> **Work request**: The data must be returned in full and exactly as given.

> **Data supplied**:
----------------

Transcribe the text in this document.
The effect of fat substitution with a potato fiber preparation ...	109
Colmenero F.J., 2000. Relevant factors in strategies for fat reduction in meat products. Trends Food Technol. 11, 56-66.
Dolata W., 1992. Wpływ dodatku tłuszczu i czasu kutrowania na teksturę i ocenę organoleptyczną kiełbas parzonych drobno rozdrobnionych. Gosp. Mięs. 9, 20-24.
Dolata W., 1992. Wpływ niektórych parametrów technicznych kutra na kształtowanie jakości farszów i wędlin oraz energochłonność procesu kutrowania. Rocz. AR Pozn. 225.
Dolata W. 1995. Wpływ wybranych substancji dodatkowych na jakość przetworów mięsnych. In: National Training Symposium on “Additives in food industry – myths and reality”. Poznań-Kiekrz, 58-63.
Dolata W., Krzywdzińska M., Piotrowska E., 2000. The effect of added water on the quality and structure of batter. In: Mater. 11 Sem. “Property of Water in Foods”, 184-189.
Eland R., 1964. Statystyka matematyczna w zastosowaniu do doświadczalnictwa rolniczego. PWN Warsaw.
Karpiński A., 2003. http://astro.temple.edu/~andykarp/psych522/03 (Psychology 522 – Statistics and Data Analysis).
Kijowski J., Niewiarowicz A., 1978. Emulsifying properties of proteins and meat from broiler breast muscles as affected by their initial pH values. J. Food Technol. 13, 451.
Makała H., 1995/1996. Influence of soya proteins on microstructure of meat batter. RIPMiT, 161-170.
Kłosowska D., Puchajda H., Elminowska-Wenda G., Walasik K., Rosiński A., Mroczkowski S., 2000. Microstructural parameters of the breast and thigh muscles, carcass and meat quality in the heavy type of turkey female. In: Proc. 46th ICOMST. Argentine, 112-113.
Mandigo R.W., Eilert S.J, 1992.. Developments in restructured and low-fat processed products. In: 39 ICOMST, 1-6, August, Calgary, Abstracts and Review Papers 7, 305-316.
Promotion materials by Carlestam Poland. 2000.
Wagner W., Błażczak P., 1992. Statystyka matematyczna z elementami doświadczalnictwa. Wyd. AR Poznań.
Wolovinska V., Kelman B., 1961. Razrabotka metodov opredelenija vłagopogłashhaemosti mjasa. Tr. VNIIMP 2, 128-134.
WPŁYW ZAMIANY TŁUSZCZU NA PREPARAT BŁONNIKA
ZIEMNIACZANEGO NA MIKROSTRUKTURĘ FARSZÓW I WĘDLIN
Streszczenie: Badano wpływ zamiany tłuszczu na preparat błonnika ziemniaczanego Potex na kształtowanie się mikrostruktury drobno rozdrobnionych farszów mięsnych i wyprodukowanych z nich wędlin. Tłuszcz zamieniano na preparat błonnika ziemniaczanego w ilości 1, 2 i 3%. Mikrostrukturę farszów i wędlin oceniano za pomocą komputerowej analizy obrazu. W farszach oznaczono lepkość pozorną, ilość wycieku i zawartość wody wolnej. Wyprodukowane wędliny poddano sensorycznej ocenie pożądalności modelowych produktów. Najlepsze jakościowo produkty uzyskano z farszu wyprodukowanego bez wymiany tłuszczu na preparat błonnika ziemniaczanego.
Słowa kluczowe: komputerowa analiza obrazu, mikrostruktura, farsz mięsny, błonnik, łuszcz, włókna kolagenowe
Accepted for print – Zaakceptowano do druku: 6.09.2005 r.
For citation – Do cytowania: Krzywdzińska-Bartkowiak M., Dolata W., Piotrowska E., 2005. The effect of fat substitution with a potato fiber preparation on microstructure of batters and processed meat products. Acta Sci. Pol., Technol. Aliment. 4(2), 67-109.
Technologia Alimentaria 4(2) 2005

----------------

> **Answer to this problem**:
Transcribe the text in this document.
The effect of fat substitution with a potato fiber preparation ...	109
Colmenero F.J., 2000. Relevant factors in strategies for fat reduction in meat products. Trends Food Technol. 11, 56-66.
Dolata W., 1992. Wpływ dodatku tłuszczu i czasu kutrowania na teksturę i ocenę organoleptyczną kiełbas parzonych drobno rozdrobnionych. Gosp. Mięs. 9, 20-24.
Dolata W., 1992. Wpływ niektórych parametrów technicznych kutra na kształtowanie jakości farszów i wędlin oraz energochłonność procesu kutrowania. Rocz. AR Pozn. 225.
Dolata W. 1995. Wpływ wybranych substancji dodatkowych na jakość przetworów mięsnych. In: National Training Symposium on “Additives in food industry – myths and reality”. Poznań-Kiekrz, 58-63.
Dolata W., Krzywdzińska M., Piotrowska E., 2000. The effect of added water on the quality and structure of batter. In: Mater. 11 Sem. “Property of Water in Foods”, 184-189.
Eland R., 1964. Statystyka matematyczna w zastosowaniu do doświadczalnictwa rolniczego. PWN Warsaw.
Karpiński A., 2003. http://astro.temple.edu/~andykarp/psych522/03 (Psychology 522 – Statistics and Data Analysis).
Kijowski J., Niewiarowicz A., 1978. Emulsifying properties of proteins and meat from broiler breast muscles as affected by their initial pH values. J. Food Technol. 13, 451.
Makała H., 1995/1996. Influence of soya proteins on microstructure of meat batter. RIPMiT, 161-170.
Kłosowska D., Puchajda H., Elminowska-Wenda G., Walasik K., Rosiński A., Mroczkowski S., 2000. Microstructural parameters of the breast and thigh muscles, carcass and meat quality in the heavy type of turkey female. In: Proc. 46th ICOMST. Argentine, 112-113.
Mandigo R.W., Eilert S.J, 1992.. Developments in restructured and low-fat processed products. In: 39 ICOMST, 1-6, August, Calgary, Abstracts and Review Papers 7, 305-316.
Promotion materials by Carlestam Poland. 2000.
Wagner W., Błażczak P., 1992. Statystyka matematyczna z elementami doświadczalnictwa. Wyd. AR Poznań.
Wolovinska V., Kelman B., 1961. Razrabotka metodov opredelenija vłagopogłashhaemosti mjasa. Tr. VNIIMP 2, 128-134.
WPŁYW ZAMIANY TŁUSZCZU NA PREPARAT BŁONNIKA
ZIEMNIACZANEGO NA MIKROSTRUKTURĘ FARSZÓW I WĘDLIN
Streszczenie: Badano wpływ zamiany tłuszczu na preparat błonnika ziemniaczanego Potex na kształtowanie się mikrostruktury drobno rozdrobnionych farszów mięsnych i wyprodukowanych z nich wędlin. Tłuszcz zamieniano na preparat błonnika ziemniaczanego w ilości 1, 2 i 3%. Mikrostrukturę farszów i wędlin oceniano za pomocą komputerowej analizy obrazu. W farszach oznaczono lepkość pozorną, ilość wycieku i zawartość wody wolnej. Wyprodukowane wędliny poddano sensorycznej ocenie pożądalności modelowych produktów. Najlepsze jakościowo produkty uzyskano z farszu wyprodukowanego bez wymiany tłuszczu na preparat błonnika ziemniaczanego.
Słowa kluczowe: komputerowa analiza obrazu, mikrostruktura, farsz mięsny, błonnik, łuszcz, włókna kolagenowe
Accepted for print – Zaakceptowano do druku: 6.09.2005 r.
For citation – Do cytowania: Krzywdzińska-Bartkowiak M., Dolata W., Piotrowska E., 2005. The effect of fat substitution with a potato fiber preparation on microstructure of batters and processed meat products. Acta Sci. Pol., Technol. Aliment. 4(2), 67-109.
Technologia Alimentaria 4(2) 2005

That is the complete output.